Start Records shown
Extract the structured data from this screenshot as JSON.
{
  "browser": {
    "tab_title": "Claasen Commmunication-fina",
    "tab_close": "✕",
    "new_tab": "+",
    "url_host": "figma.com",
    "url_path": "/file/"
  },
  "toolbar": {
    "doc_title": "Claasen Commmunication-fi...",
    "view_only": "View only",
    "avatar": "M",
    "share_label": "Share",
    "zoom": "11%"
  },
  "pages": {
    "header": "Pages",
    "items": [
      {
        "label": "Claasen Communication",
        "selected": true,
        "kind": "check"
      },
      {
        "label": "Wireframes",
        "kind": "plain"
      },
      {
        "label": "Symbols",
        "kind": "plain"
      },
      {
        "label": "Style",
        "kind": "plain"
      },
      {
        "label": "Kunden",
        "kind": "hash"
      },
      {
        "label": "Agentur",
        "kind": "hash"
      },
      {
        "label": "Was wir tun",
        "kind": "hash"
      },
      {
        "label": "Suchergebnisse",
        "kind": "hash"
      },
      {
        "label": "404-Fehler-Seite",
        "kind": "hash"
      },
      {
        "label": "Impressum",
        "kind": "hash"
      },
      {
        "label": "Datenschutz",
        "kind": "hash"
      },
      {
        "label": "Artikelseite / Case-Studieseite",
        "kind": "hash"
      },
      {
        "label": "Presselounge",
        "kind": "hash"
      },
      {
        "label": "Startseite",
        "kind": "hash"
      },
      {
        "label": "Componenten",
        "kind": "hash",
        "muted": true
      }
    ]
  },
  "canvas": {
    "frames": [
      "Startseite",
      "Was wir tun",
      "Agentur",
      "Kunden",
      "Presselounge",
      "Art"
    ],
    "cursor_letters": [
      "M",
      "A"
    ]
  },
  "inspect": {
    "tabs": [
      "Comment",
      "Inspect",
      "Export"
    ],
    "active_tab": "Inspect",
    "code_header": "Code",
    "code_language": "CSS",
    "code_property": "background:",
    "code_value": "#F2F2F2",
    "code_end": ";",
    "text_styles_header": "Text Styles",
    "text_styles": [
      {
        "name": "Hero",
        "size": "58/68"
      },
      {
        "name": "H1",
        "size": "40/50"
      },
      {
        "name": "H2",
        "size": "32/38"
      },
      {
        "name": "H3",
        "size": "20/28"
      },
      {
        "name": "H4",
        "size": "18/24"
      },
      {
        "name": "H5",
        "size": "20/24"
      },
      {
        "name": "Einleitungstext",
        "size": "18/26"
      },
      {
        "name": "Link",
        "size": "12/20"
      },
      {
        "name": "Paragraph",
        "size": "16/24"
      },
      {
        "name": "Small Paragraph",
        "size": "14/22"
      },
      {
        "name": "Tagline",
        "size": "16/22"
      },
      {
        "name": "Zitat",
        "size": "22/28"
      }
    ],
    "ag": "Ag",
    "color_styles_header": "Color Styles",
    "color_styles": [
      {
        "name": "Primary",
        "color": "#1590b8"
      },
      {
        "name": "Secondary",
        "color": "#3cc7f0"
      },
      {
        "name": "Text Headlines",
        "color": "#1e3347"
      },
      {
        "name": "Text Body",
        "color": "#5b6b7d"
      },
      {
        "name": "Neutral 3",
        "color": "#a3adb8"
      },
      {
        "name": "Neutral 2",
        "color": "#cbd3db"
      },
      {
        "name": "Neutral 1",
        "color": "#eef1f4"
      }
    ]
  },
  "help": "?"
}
End Records shown
Short task
Reproduce all of the records exactly.

Reply
Extract the structured data from this screenshot as JSON.
{
  "browser": {
    "tab_title": "Claasen Commmunication-fina",
    "tab_close": "✕",
    "new_tab": "+",
    "url_host": "figma.com",
    "url_path": "/file/"
  },
  "toolbar": {
    "doc_title": "Claasen Commmunication-fi...",
    "view_only": "View only",
    "avatar": "M",
    "share_label": "Share",
    "zoom": "11%"
  },
  "pages": {
    "header": "Pages",
    "items": [
      {
        "label": "Claasen Communication",
        "selected": true,
        "kind": "check"
      },
      {
        "label": "Wireframes",
        "kind": "plain"
      },
      {
        "label": "Symbols",
        "kind": "plain"
      },
      {
        "label": "Style",
        "kind": "plain"
      },
      {
        "label": "Kunden",
        "kind": "hash"
      },
      {
        "label": "Agentur",
        "kind": "hash"
      },
      {
        "label": "Was wir tun",
        "kind": "hash"
      },
      {
        "label": "Suchergebnisse",
        "kind": "hash"
      },
      {
        "label": "404-Fehler-Seite",
        "kind": "hash"
      },
      {
        "label": "Impressum",
        "kind": "hash"
      },
      {
        "label": "Datenschutz",
        "kind": "hash"
      },
      {
        "label": "Artikelseite / Case-Studieseite",
        "kind": "hash"
      },
      {
        "label": "Presselounge",
        "kind": "hash"
      },
      {
        "label": "Startseite",
        "kind": "hash"
      },
      {
        "label": "Componenten",
        "kind": "hash",
        "muted": true
      }
    ]
  },
  "canvas": {
    "frames": [
      "Startseite",
      "Was wir tun",
      "Agentur",
      "Kunden",
      "Presselounge",
      "Art"
    ],
    "cursor_letters": [
      "M",
      "A"
    ]
  },
  "inspect": {
    "tabs": [
      "Comment",
      "Inspect",
      "Export"
    ],
    "active_tab": "Inspect",
    "code_header": "Code",
    "code_language": "CSS",
    "code_property": "background:",
    "code_value": "#F2F2F2",
    "code_end": ";",
    "text_styles_header": "Text Styles",
    "text_styles": [
      {
        "name": "Hero",
        "size": "58/68"
      },
      {
        "name": "H1",
        "size": "40/50"
      },
      {
        "name": "H2",
        "size": "32/38"
      },
      {
        "name": "H3",
        "size": "20/28"
      },
      {
        "name": "H4",
        "size": "18/24"
      },
      {
        "name": "H5",
        "size": "20/24"
      },
      {
        "name": "Einleitungstext",
        "size": "18/26"
      },
      {
        "name": "Link",
        "size": "12/20"
      },
      {
        "name": "Paragraph",
        "size": "16/24"
      },
      {
        "name": "Small Paragraph",
        "size": "14/22"
      },
      {
        "name": "Tagline",
        "size": "16/22"
      },
      {
        "name": "Zitat",
        "size": "22/28"
      }
    ],
    "ag": "Ag",
    "color_styles_header": "Color Styles",
    "color_styles": [
      {
        "name": "Primary",
        "color": "#1590b8"
      },
      {
        "name": "Secondary",
        "color": "#3cc7f0"
      },
      {
        "name": "Text Headlines",
        "color": "#1e3347"
      },
      {
        "name": "Text Body",
        "color": "#5b6b7d"
      },
      {
        "name": "Neutral 3",
        "color": "#a3adb8"
      },
      {
        "name": "Neutral 2",
        "color": "#cbd3db"
      },
      {
        "name": "Neutral 1",
        "color": "#eef1f4"
      }
    ]
  },
  "help": "?"
}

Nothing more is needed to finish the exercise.